»»

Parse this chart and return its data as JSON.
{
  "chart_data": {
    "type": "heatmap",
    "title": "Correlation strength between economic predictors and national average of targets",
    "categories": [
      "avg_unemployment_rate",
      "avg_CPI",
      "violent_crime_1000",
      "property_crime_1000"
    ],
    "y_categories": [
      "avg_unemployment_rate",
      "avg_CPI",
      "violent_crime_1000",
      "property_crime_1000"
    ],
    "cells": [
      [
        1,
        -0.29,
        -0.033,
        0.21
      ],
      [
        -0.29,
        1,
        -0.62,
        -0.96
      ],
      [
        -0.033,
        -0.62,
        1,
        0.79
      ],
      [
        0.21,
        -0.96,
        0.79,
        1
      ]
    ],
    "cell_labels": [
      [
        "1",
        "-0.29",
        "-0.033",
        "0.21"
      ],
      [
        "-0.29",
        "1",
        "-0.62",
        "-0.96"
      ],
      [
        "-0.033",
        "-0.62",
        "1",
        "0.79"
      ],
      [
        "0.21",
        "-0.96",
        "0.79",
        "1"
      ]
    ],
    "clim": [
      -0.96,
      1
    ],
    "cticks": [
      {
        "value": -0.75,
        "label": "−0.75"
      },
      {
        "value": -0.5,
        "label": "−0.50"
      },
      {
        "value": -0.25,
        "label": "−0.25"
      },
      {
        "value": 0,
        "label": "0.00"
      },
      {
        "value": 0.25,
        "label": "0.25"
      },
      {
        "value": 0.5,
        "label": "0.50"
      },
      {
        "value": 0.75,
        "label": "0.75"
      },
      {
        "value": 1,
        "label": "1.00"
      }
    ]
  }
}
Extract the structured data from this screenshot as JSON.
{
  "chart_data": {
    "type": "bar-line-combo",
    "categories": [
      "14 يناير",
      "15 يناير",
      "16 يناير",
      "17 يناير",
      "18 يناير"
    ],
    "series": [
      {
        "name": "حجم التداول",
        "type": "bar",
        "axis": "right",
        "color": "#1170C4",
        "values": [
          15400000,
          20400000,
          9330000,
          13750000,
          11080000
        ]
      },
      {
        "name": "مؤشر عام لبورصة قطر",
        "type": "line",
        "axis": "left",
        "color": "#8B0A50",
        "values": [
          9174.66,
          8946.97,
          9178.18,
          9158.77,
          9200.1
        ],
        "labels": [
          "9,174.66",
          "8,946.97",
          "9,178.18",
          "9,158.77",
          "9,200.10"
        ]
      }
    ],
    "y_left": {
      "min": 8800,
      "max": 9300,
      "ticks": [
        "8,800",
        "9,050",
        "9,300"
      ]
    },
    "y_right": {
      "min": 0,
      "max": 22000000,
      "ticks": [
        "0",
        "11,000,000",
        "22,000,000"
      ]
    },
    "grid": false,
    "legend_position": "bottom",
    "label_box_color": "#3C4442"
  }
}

««

Repeat the listing above without any change.

◆ **EXERCISE SOLUTION**
Parse this chart and return its data as JSON.
{
  "chart_data": {
    "type": "heatmap",
    "title": "Correlation strength between economic predictors and national average of targets",
    "categories": [
      "avg_unemployment_rate",
      "avg_CPI",
      "violent_crime_1000",
      "property_crime_1000"
    ],
    "y_categories": [
      "avg_unemployment_rate",
      "avg_CPI",
      "violent_crime_1000",
      "property_crime_1000"
    ],
    "cells": [
      [
        1,
        -0.29,
        -0.033,
        0.21
      ],
      [
        -0.29,
        1,
        -0.62,
        -0.96
      ],
      [
        -0.033,
        -0.62,
        1,
        0.79
      ],
      [
        0.21,
        -0.96,
        0.79,
        1
      ]
    ],
    "cell_labels": [
      [
        "1",
        "-0.29",
        "-0.033",
        "0.21"
      ],
      [
        "-0.29",
        "1",
        "-0.62",
        "-0.96"
      ],
      [
        "-0.033",
        "-0.62",
        "1",
        "0.79"
      ],
      [
        "0.21",
        "-0.96",
        "0.79",
        "1"
      ]
    ],
    "clim": [
      -0.96,
      1
    ],
    "cticks": [
      {
        "value": -0.75,
        "label": "−0.75"
      },
      {
        "value": -0.5,
        "label": "−0.50"
      },
      {
        "value": -0.25,
        "label": "−0.25"
      },
      {
        "value": 0,
        "label": "0.00"
      },
      {
        "value": 0.25,
        "label": "0.25"
      },
      {
        "value": 0.5,
        "label": "0.50"
      },
      {
        "value": 0.75,
        "label": "0.75"
      },
      {
        "value": 1,
        "label": "1.00"
      }
    ]
  }
}
Extract the structured data from this screenshot as JSON.
{
  "chart_data": {
    "type": "bar-line-combo",
    "categories": [
      "14 يناير",
      "15 يناير",
      "16 يناير",
      "17 يناير",
      "18 يناير"
    ],
    "series": [
      {
        "name": "حجم التداول",
        "type": "bar",
        "axis": "right",
        "color": "#1170C4",
        "values": [
          15400000,
          20400000,
          9330000,
          13750000,
          11080000
        ]
      },
      {
        "name": "مؤشر عام لبورصة قطر",
        "type": "line",
        "axis": "left",
        "color": "#8B0A50",
        "values": [
          9174.66,
          8946.97,
          9178.18,
          9158.77,
          9200.1
        ],
        "labels": [
          "9,174.66",
          "8,946.97",
          "9,178.18",
          "9,158.77",
          "9,200.10"
        ]
      }
    ],
    "y_left": {
      "min": 8800,
      "max": 9300,
      "ticks": [
        "8,800",
        "9,050",
        "9,300"
      ]
    },
    "y_right": {
      "min": 0,
      "max": 22000000,
      "ticks": [
        "0",
        "11,000,000",
        "22,000,000"
      ]
    },
    "grid": false,
    "legend_position": "bottom",
    "label_box_color": "#3C4442"
  }
}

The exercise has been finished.